### Task goal
Identify the lines bearing the string "values" and gather them.

** BEGIN **

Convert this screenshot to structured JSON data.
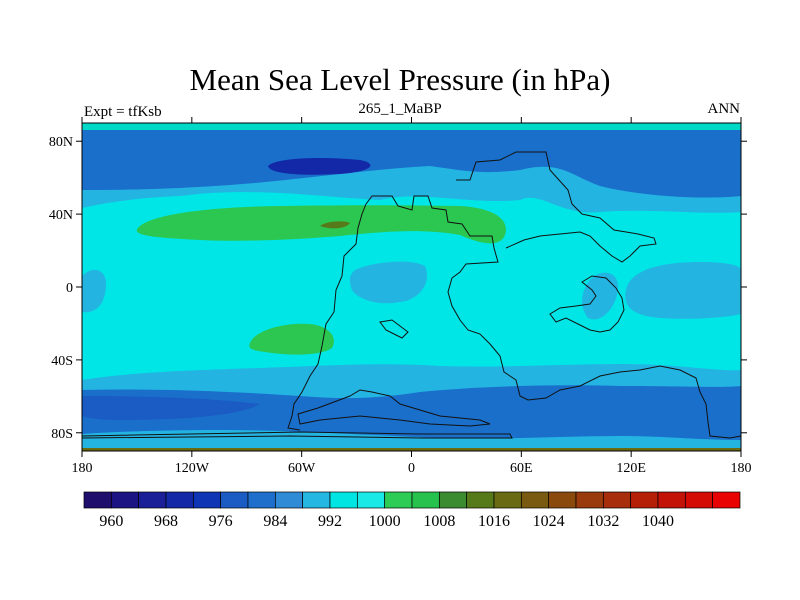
{
  "title": "Mean Sea Level Pressure (in hPa)",
  "subtitle_left": "Expt = tfKsb",
  "subtitle_center": "265_1_MaBP",
  "subtitle_right": "ANN",
  "map": {
    "lon_range": [
      -180,
      180
    ],
    "lat_range": [
      -90,
      90
    ],
    "lon_ticks": [
      {
        "value": -180,
        "label": "180"
      },
      {
        "value": -120,
        "label": "120W"
      },
      {
        "value": -60,
        "label": "60W"
      },
      {
        "value": 0,
        "label": "0"
      },
      {
        "value": 60,
        "label": "60E"
      },
      {
        "value": 120,
        "label": "120E"
      },
      {
        "value": 180,
        "label": "180"
      }
    ],
    "lat_ticks": [
      {
        "value": 80,
        "label": "80N"
      },
      {
        "value": 40,
        "label": "40N"
      },
      {
        "value": 0,
        "label": "0"
      },
      {
        "value": -40,
        "label": "40S"
      },
      {
        "value": -80,
        "label": "80S"
      }
    ]
  },
  "colorbar": {
    "colors": [
      "#1f0e6b",
      "#1d1483",
      "#1a1f98",
      "#1228a6",
      "#0e36b4",
      "#1a5bc4",
      "#1e6fcb",
      "#2f8bd6",
      "#24b7e2",
      "#00e5e2",
      "#18e9e6",
      "#2ccc55",
      "#27c14e",
      "#3a8c2e",
      "#567a1a",
      "#6a6a12",
      "#7a5a10",
      "#8a4a0e",
      "#993b0c",
      "#a82d0a",
      "#b51f08",
      "#c31206",
      "#d40a04",
      "#e80202"
    ],
    "labels": [
      "960",
      "968",
      "976",
      "984",
      "992",
      "1000",
      "1008",
      "1016",
      "1024",
      "1032",
      "1040"
    ]
  },
  "fields": {
    "background_color": "#00e6e6",
    "band_color_light": "#24b4e2",
    "band_color_mid": "#1a6fcb",
    "low_color": "#1228a6",
    "high_color": "#2cc750",
    "peak_color": "#567a1a",
    "coastline_color": "#111111"
  }
}
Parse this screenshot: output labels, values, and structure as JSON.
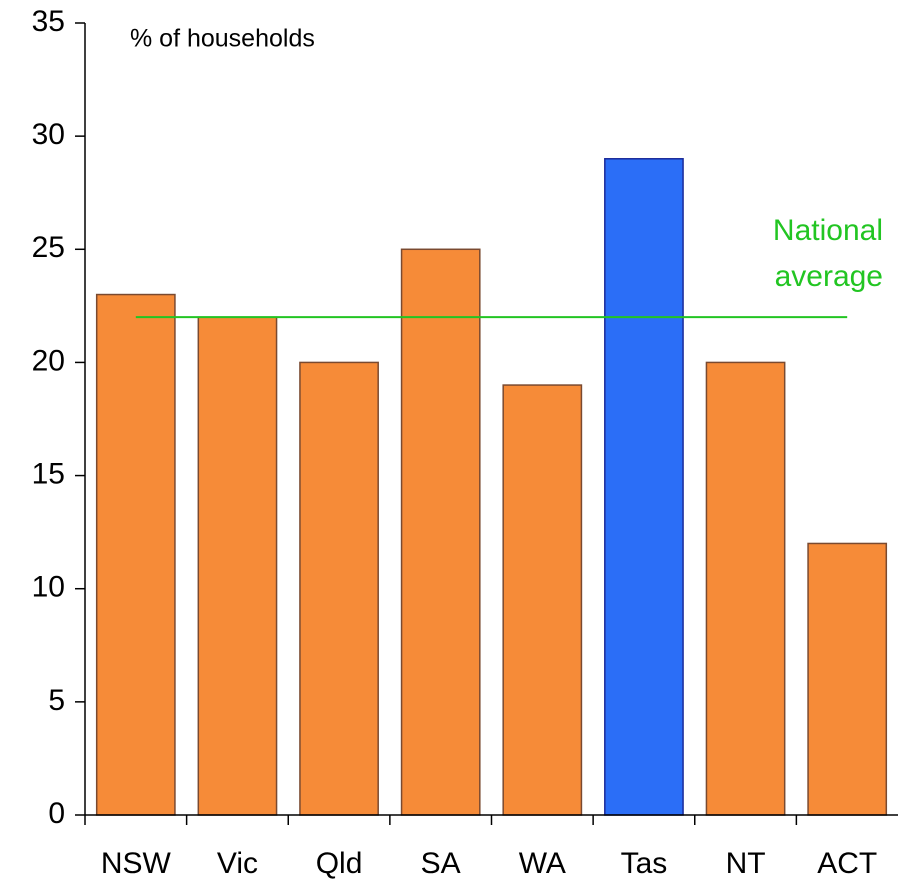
{
  "chart_data": {
    "type": "bar",
    "y_label": "% of households",
    "categories": [
      "NSW",
      "Vic",
      "Qld",
      "SA",
      "WA",
      "Tas",
      "NT",
      "ACT"
    ],
    "values": [
      23,
      22,
      20,
      25,
      19,
      29,
      20,
      12
    ],
    "colors": [
      "#f68b38",
      "#f68b38",
      "#f68b38",
      "#f68b38",
      "#f68b38",
      "#2b6ef7",
      "#f68b38",
      "#f68b38"
    ],
    "reference_line": {
      "name": [
        "National",
        "average"
      ],
      "value": 22,
      "color": "#22c522"
    },
    "ylim": [
      0,
      35
    ],
    "yticks": [
      0,
      5,
      10,
      15,
      20,
      25,
      30,
      35
    ],
    "grid": false
  }
}
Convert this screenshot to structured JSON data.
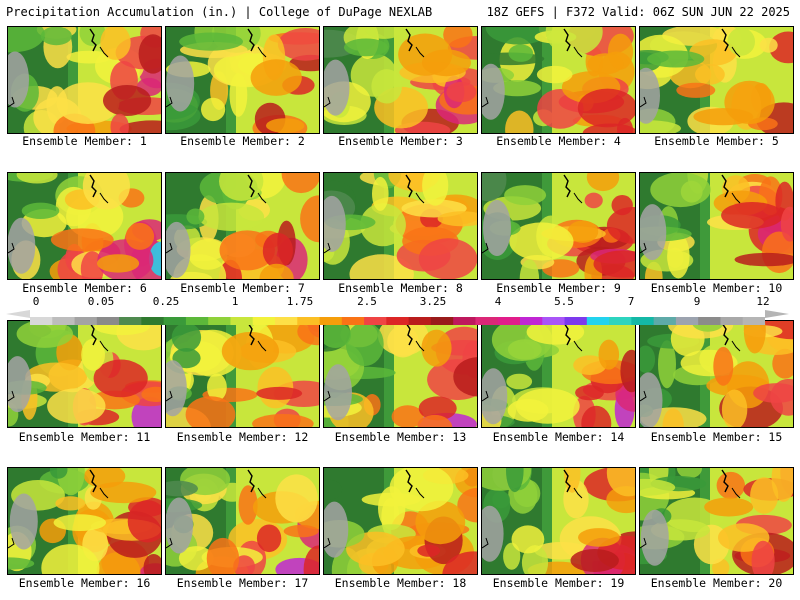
{
  "header": {
    "left_title": "Precipitation Accumulation (in.) | College of DuPage NEXLAB",
    "right_title": "18Z GEFS | F372 Valid: 06Z SUN JUN 22 2025"
  },
  "panels": [
    {
      "label": "Ensemble Member: 1"
    },
    {
      "label": "Ensemble Member: 2"
    },
    {
      "label": "Ensemble Member: 3"
    },
    {
      "label": "Ensemble Member: 4"
    },
    {
      "label": "Ensemble Member: 5"
    },
    {
      "label": "Ensemble Member: 6"
    },
    {
      "label": "Ensemble Member: 7"
    },
    {
      "label": "Ensemble Member: 8"
    },
    {
      "label": "Ensemble Member: 9"
    },
    {
      "label": "Ensemble Member: 10"
    },
    {
      "label": "Ensemble Member: 11"
    },
    {
      "label": "Ensemble Member: 12"
    },
    {
      "label": "Ensemble Member: 13"
    },
    {
      "label": "Ensemble Member: 14"
    },
    {
      "label": "Ensemble Member: 15"
    },
    {
      "label": "Ensemble Member: 16"
    },
    {
      "label": "Ensemble Member: 17"
    },
    {
      "label": "Ensemble Member: 18"
    },
    {
      "label": "Ensemble Member: 19"
    },
    {
      "label": "Ensemble Member: 20"
    }
  ],
  "colorbar": {
    "tick_labels": [
      "0",
      "0.05",
      "0.25",
      "1",
      "1.75",
      "2.5",
      "3.25",
      "4",
      "5.5",
      "7",
      "9",
      "12"
    ],
    "colors": [
      "#d8d8d8",
      "#bdbdbd",
      "#a3a3a3",
      "#8a8a8a",
      "#4f8a4f",
      "#2f7a2f",
      "#3a9a3a",
      "#5cb83a",
      "#8fd13a",
      "#c8e63c",
      "#f2f23c",
      "#fde047",
      "#fbbf24",
      "#f59e0b",
      "#f97316",
      "#ef4444",
      "#dc2626",
      "#b91c1c",
      "#991b1b",
      "#be185d",
      "#db2777",
      "#e11d8a",
      "#c026d3",
      "#a855f7",
      "#7c3aed",
      "#22d3ee",
      "#2dd4bf",
      "#14b8a6",
      "#5eaaa8",
      "#9ca3af",
      "#8b8b8b",
      "#a8a8a8",
      "#b5b5b5"
    ]
  }
}
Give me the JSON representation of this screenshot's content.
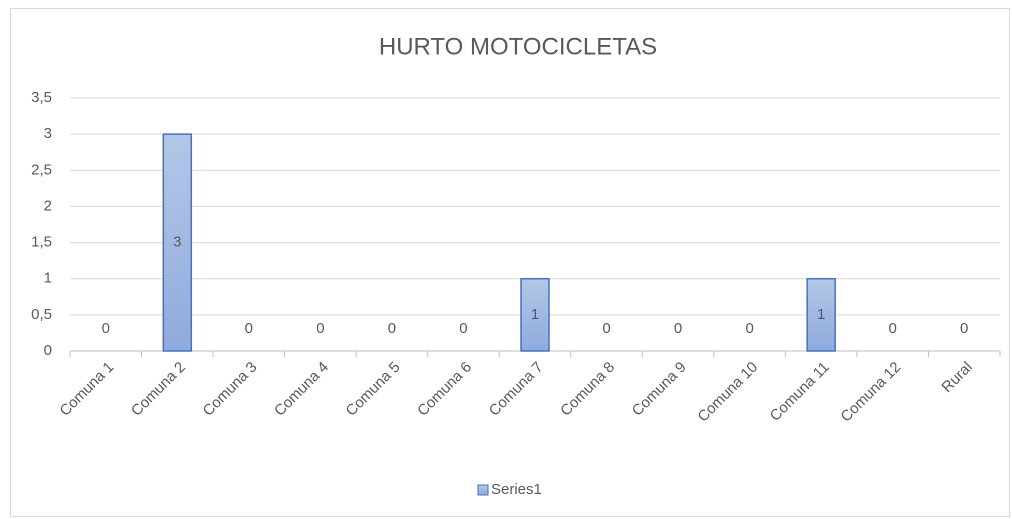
{
  "chart_data": {
    "type": "bar",
    "title": "HURTO MOTOCICLETAS",
    "categories": [
      "Comuna 1",
      "Comuna 2",
      "Comuna 3",
      "Comuna 4",
      "Comuna 5",
      "Comuna 6",
      "Comuna 7",
      "Comuna 8",
      "Comuna 9",
      "Comuna 10",
      "Comuna 11",
      "Comuna 12",
      "Rural"
    ],
    "series": [
      {
        "name": "Series1",
        "color": "#4472c4",
        "values": [
          0,
          3,
          0,
          0,
          0,
          0,
          1,
          0,
          0,
          0,
          1,
          0,
          0
        ]
      }
    ],
    "ylim": [
      0,
      3.5
    ],
    "yticks": [
      0,
      {
        "value": 0.5,
        "label": "0,5"
      },
      1,
      {
        "value": 1.5,
        "label": "1,5"
      },
      2,
      {
        "value": 2.5,
        "label": "2,5"
      },
      3,
      {
        "value": 3.5,
        "label": "3,5"
      }
    ],
    "grid": true,
    "legend": "bottom"
  }
}
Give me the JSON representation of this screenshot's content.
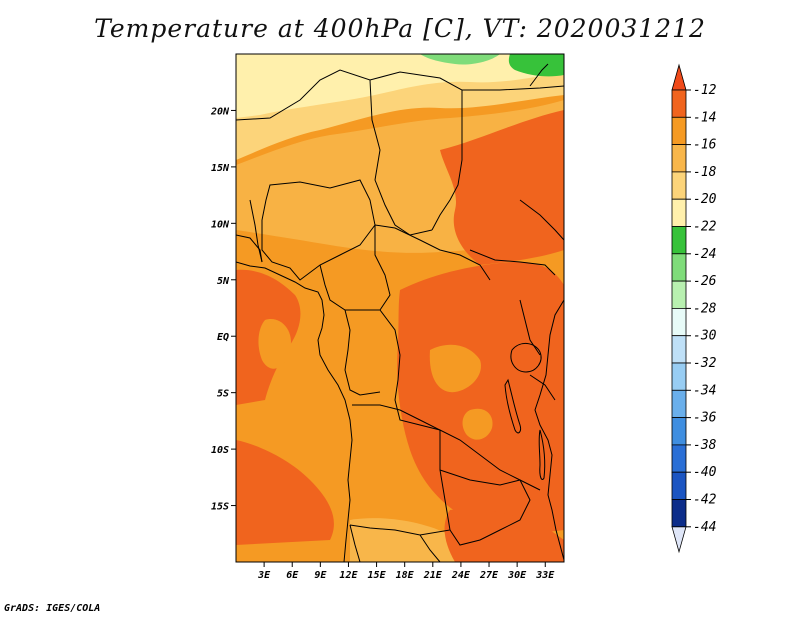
{
  "title": "Temperature at 400hPa [C], VT: 2020031212",
  "footer": "GrADS: IGES/COLA",
  "map": {
    "lon_range": [
      0,
      35
    ],
    "lat_range": [
      -20,
      25
    ],
    "lat_ticks": [
      {
        "value": 20,
        "label": "20N"
      },
      {
        "value": 15,
        "label": "15N"
      },
      {
        "value": 10,
        "label": "10N"
      },
      {
        "value": 5,
        "label": "5N"
      },
      {
        "value": 0,
        "label": "EQ"
      },
      {
        "value": -5,
        "label": "5S"
      },
      {
        "value": -10,
        "label": "10S"
      },
      {
        "value": -15,
        "label": "15S"
      }
    ],
    "lon_ticks": [
      {
        "value": 3,
        "label": "3E"
      },
      {
        "value": 6,
        "label": "6E"
      },
      {
        "value": 9,
        "label": "9E"
      },
      {
        "value": 12,
        "label": "12E"
      },
      {
        "value": 15,
        "label": "15E"
      },
      {
        "value": 18,
        "label": "18E"
      },
      {
        "value": 21,
        "label": "21E"
      },
      {
        "value": 24,
        "label": "24E"
      },
      {
        "value": 27,
        "label": "27E"
      },
      {
        "value": 30,
        "label": "30E"
      },
      {
        "value": 33,
        "label": "33E"
      }
    ],
    "field_colors": {
      "warm": "#f0641e",
      "mid": "#f59a23",
      "cool": "#f8b64a",
      "cooler": "#fcd47a",
      "coolest": "#fff0ac",
      "green_dark": "#37c23a",
      "green_light": "#7fdc7a"
    }
  },
  "colorbar": {
    "labels": [
      "-12",
      "-14",
      "-16",
      "-18",
      "-20",
      "-22",
      "-24",
      "-26",
      "-28",
      "-30",
      "-32",
      "-34",
      "-36",
      "-38",
      "-40",
      "-42",
      "-44"
    ],
    "colors": [
      "#f0641e",
      "#f59a23",
      "#f8b64a",
      "#fcd47a",
      "#fff0ac",
      "#37c23a",
      "#7fdc7a",
      "#b8f0b0",
      "#e8fbf8",
      "#bfe0f7",
      "#98cdf3",
      "#6aafeb",
      "#3f8ee0",
      "#2a6fd6",
      "#1b55c2",
      "#0c2d8a"
    ],
    "top_color": "#f04a1a",
    "bottom_color": "#dfe6f8"
  }
}
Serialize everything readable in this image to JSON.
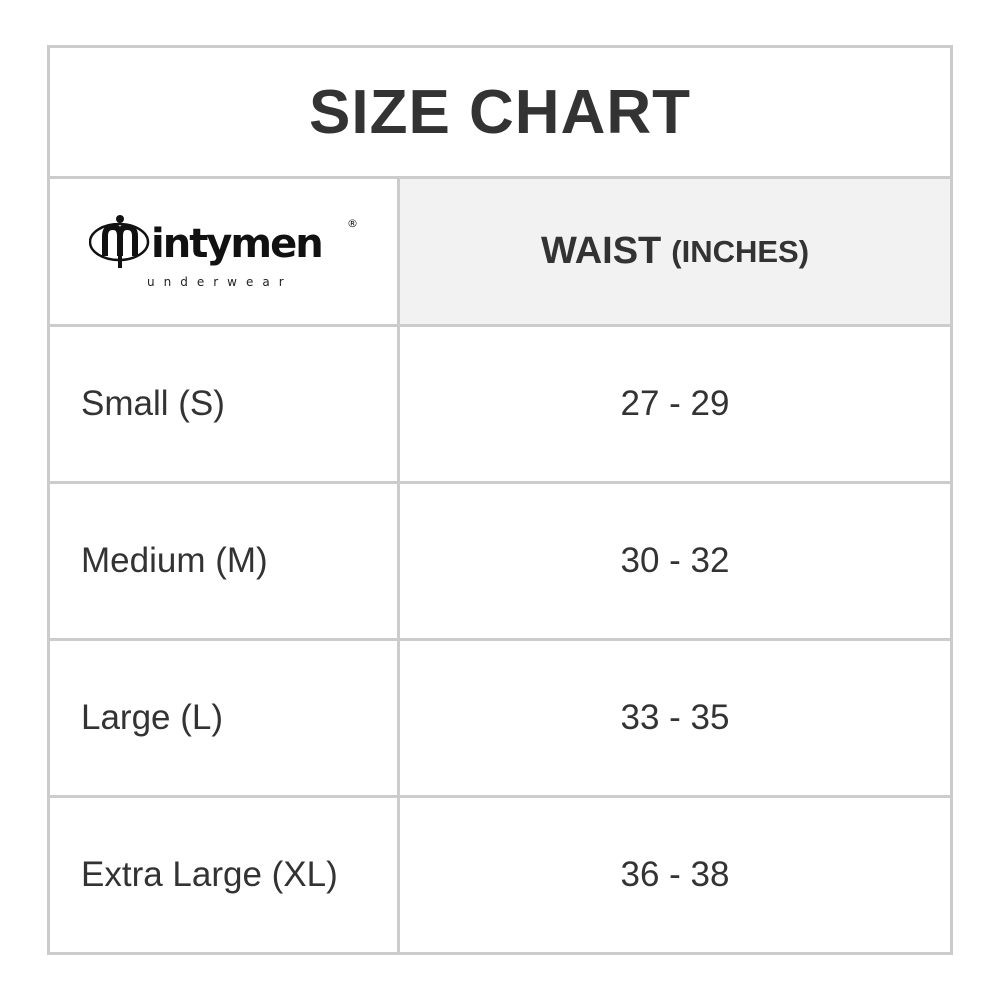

** END **

### Solution for this exercise
Parse this screenshot: output labels, values, and structure as JSON.
    "values": [
        "values": [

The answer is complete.